[RAW DATA]
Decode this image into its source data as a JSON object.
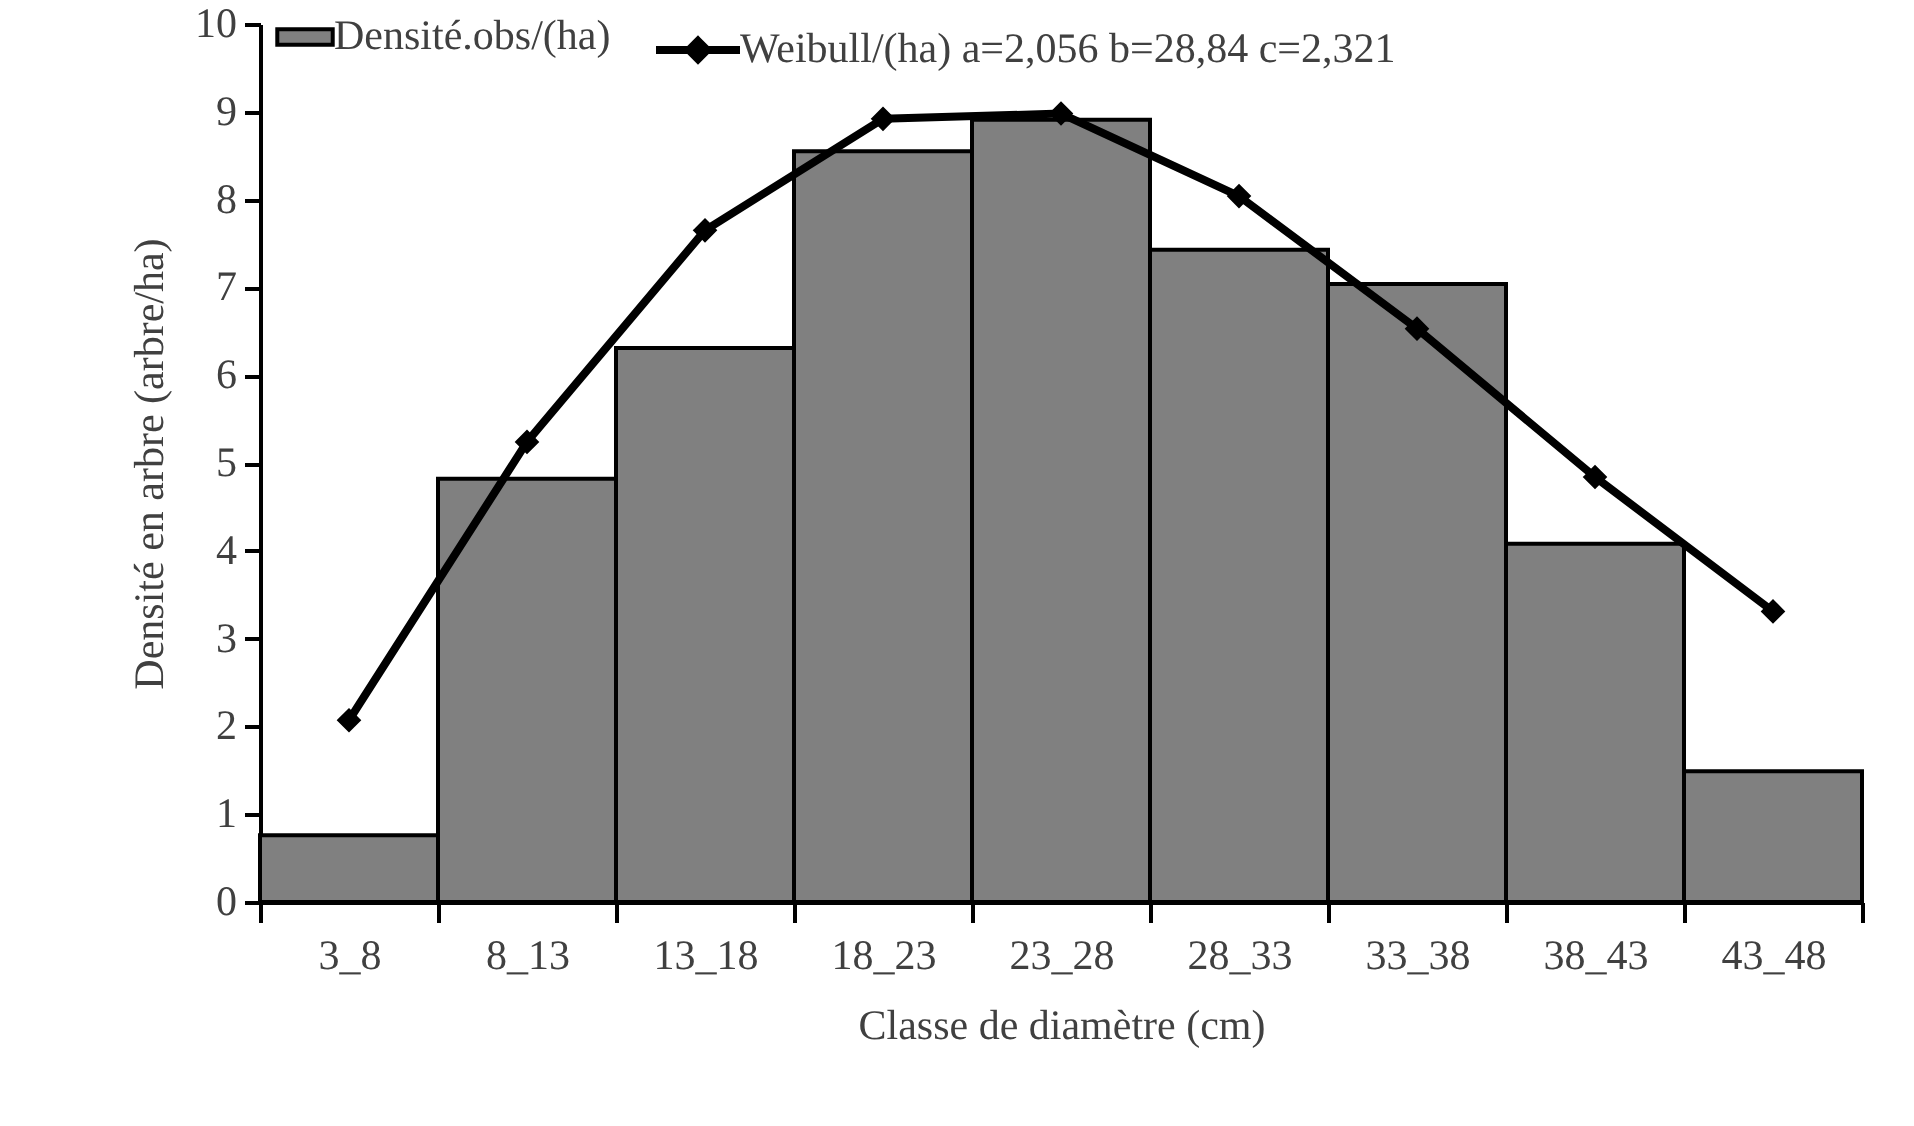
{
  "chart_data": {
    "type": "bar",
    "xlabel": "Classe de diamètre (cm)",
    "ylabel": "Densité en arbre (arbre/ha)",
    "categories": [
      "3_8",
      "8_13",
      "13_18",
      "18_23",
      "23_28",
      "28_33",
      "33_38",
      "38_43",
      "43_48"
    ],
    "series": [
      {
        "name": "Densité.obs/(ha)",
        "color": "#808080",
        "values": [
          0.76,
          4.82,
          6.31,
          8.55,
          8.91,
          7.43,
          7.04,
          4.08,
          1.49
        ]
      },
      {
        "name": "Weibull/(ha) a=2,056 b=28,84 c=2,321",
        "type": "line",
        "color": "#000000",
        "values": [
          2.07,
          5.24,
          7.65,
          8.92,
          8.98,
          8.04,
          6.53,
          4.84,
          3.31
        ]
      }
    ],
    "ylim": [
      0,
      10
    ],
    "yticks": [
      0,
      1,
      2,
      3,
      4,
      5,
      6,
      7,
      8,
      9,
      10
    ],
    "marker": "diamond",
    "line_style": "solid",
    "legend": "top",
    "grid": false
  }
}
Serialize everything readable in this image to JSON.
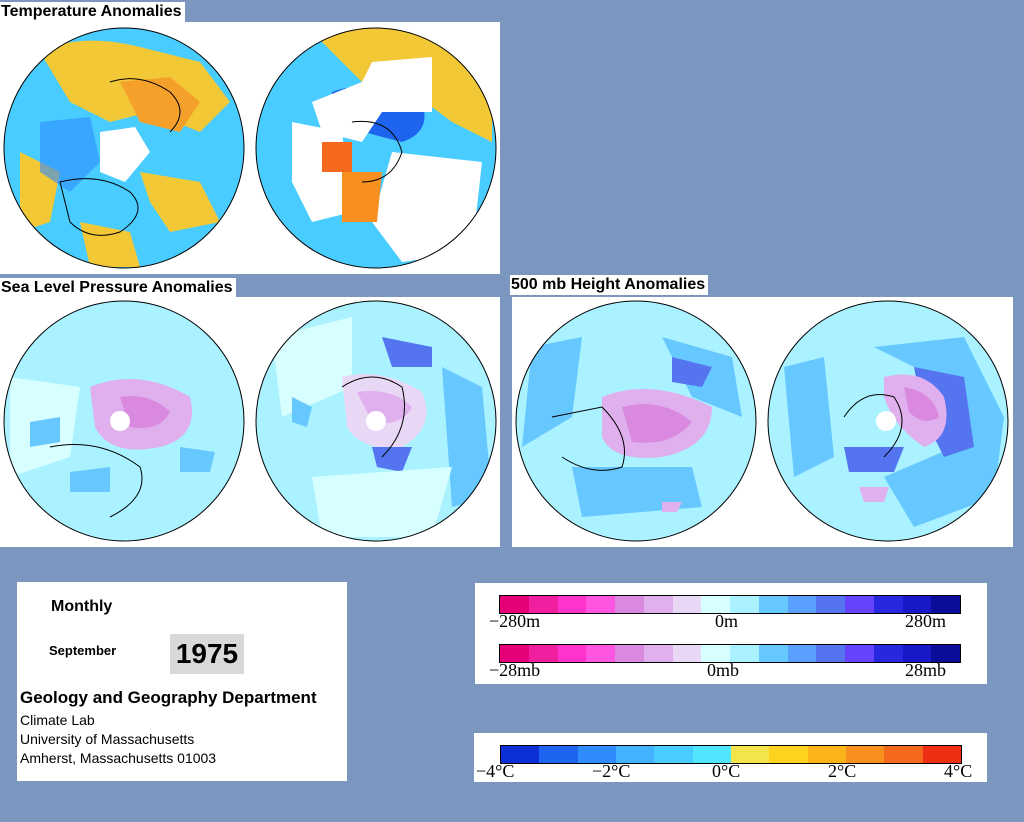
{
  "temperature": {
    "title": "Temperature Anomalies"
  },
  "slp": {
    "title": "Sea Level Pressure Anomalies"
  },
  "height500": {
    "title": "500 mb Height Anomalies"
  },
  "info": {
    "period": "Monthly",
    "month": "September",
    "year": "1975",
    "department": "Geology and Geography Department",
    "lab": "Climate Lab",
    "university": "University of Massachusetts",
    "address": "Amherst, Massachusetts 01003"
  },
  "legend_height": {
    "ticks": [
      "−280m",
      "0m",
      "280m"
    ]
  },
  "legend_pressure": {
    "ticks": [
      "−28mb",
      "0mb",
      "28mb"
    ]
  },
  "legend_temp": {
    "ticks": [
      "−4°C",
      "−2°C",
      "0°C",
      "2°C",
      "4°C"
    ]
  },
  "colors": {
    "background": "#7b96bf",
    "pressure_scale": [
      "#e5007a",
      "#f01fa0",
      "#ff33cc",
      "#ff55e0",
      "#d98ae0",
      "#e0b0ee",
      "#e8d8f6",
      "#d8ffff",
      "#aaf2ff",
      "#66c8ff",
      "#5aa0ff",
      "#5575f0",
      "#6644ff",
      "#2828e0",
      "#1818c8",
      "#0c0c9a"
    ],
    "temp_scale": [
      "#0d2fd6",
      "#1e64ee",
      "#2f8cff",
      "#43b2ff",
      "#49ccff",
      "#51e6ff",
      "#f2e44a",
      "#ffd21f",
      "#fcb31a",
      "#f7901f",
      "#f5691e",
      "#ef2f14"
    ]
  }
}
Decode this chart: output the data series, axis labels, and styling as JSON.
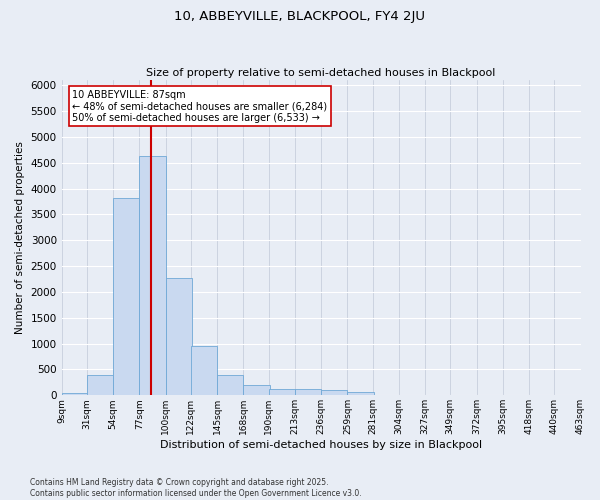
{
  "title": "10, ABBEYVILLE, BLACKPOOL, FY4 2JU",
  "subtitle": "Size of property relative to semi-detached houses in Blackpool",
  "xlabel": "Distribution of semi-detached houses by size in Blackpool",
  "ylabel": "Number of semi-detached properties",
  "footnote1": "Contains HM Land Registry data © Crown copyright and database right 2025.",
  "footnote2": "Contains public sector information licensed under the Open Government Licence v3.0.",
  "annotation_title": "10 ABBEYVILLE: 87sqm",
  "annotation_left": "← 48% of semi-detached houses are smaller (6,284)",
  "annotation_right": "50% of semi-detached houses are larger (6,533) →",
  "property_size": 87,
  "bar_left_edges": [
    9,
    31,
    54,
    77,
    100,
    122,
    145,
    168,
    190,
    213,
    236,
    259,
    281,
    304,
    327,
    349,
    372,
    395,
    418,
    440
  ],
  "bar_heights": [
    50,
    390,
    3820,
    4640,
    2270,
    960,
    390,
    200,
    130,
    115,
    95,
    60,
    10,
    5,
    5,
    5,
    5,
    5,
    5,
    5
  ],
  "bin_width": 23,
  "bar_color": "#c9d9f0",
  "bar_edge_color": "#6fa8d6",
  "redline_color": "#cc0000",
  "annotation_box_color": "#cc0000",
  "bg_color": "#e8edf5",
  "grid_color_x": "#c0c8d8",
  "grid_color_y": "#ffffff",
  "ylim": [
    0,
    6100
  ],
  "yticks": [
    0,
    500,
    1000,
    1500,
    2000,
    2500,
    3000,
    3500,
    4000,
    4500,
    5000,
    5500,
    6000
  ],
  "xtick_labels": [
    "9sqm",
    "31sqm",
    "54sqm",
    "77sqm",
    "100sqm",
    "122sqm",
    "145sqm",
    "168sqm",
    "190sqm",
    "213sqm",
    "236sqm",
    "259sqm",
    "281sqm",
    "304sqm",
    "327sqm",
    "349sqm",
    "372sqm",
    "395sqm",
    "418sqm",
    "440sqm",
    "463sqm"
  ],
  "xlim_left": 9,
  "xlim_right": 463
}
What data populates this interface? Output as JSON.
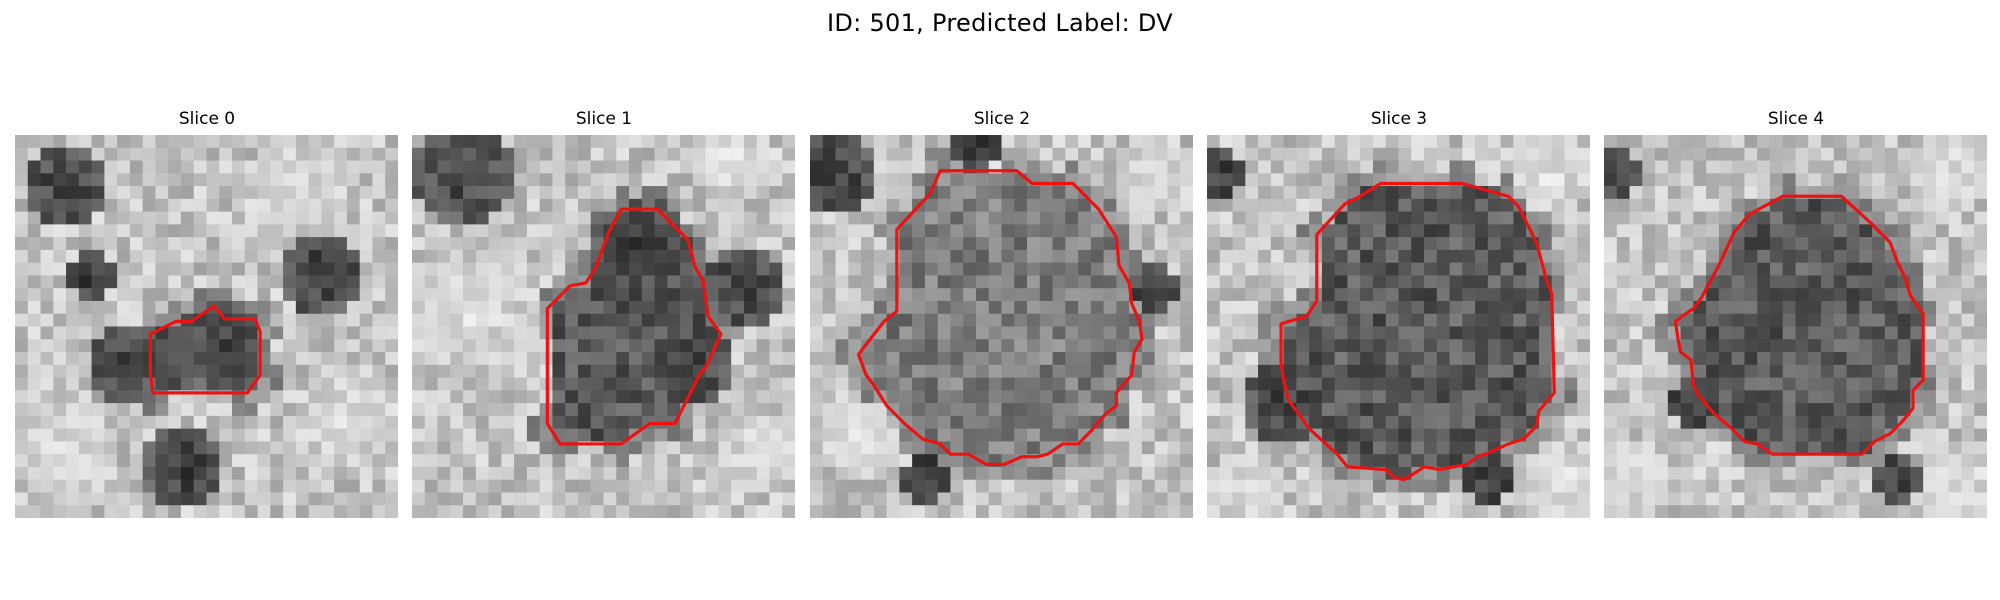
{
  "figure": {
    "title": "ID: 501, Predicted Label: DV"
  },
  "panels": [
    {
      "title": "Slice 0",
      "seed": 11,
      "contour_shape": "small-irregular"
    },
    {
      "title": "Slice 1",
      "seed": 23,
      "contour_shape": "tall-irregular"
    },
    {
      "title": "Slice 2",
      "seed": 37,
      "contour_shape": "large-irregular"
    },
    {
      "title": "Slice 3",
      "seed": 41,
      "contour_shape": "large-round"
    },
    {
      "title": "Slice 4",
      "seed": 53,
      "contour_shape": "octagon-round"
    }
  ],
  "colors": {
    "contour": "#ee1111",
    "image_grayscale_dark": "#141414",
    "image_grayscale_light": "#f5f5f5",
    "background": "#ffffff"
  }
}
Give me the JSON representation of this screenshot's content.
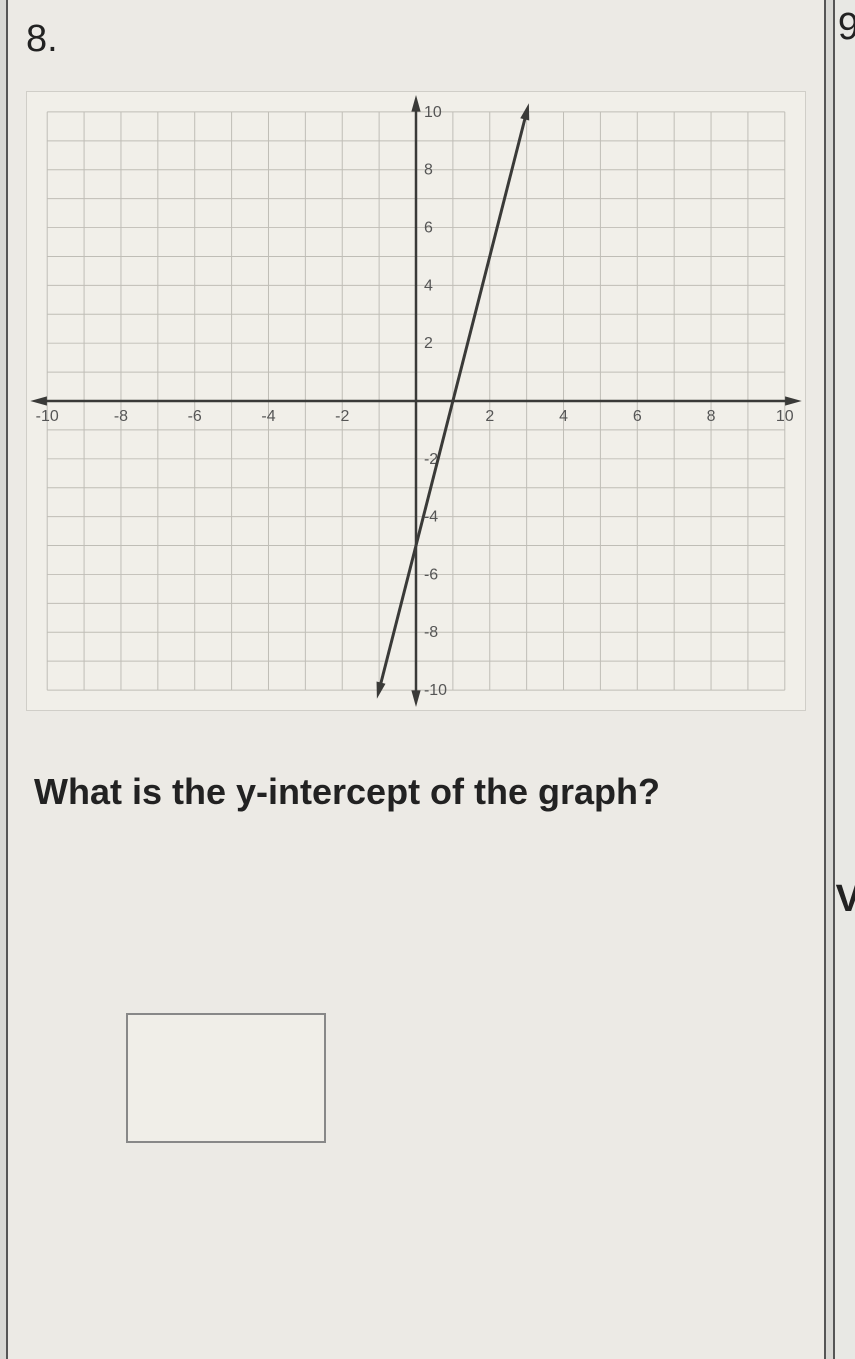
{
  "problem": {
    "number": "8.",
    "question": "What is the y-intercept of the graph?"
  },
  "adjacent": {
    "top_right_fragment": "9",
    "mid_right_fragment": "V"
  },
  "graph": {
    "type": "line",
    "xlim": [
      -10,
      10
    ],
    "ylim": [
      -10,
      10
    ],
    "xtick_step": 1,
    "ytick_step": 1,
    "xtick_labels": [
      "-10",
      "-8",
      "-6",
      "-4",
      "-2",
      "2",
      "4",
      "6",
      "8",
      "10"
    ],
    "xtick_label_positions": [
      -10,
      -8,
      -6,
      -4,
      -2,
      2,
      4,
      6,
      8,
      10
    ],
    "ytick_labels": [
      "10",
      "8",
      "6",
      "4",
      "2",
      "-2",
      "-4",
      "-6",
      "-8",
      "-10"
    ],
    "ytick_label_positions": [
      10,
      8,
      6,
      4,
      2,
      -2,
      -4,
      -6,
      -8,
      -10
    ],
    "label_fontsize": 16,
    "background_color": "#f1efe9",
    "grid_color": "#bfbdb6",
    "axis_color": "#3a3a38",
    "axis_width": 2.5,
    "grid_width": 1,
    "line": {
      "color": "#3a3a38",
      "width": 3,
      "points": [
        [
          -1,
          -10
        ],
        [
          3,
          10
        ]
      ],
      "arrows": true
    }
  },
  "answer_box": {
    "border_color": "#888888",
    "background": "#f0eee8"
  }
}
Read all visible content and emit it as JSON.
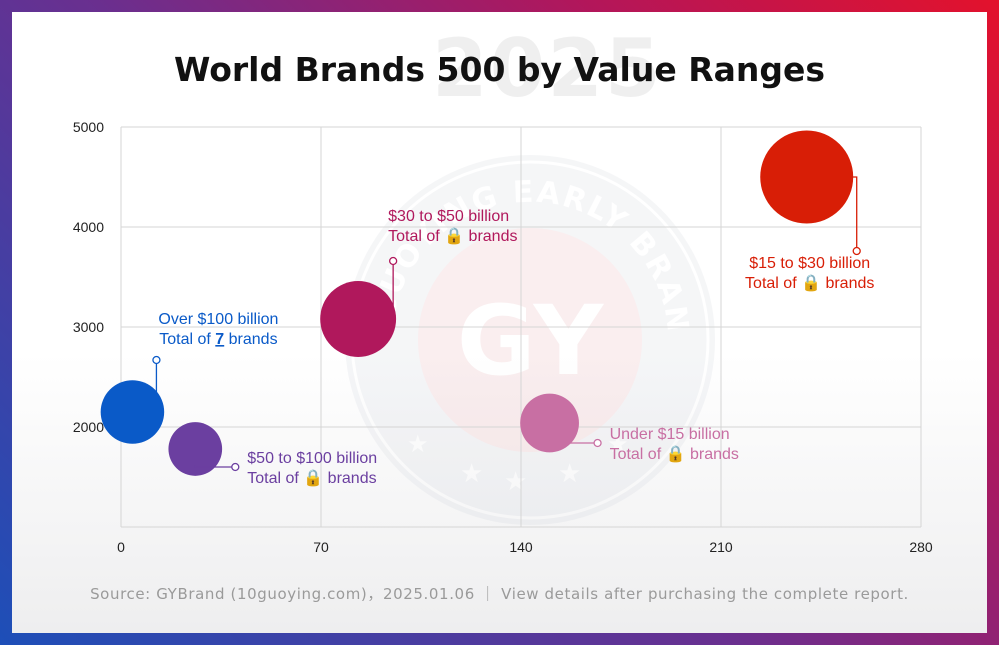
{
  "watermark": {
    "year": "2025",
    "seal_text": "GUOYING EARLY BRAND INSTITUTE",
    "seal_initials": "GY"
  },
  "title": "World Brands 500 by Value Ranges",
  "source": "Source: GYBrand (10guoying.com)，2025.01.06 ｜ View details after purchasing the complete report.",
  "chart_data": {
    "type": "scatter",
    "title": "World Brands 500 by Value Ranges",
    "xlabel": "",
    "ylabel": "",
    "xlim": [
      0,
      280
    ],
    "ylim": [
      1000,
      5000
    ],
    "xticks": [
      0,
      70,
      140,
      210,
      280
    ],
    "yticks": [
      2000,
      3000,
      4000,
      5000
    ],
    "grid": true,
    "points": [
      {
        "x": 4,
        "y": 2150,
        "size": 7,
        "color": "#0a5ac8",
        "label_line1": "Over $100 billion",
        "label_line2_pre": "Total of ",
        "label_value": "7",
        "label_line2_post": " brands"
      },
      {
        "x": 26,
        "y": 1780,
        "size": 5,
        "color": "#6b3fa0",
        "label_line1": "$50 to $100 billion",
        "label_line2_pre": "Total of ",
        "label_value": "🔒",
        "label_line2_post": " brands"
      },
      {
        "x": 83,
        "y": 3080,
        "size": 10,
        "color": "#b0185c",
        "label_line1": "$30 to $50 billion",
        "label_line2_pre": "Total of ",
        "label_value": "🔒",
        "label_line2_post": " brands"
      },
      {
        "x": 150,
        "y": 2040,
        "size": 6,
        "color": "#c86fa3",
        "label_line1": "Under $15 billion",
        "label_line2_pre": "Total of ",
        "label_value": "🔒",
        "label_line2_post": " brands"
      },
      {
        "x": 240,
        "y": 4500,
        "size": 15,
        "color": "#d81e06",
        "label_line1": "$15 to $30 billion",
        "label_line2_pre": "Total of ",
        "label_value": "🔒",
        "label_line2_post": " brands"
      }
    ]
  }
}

[EXERCISE PROMPT]
Select every line of the material above holding the word "Massachusetts" and copy it.

[EXERCISE SOLUTION]
    "university": "University of Massachusetts",
    "address": "Amherst, Massachusetts 01003"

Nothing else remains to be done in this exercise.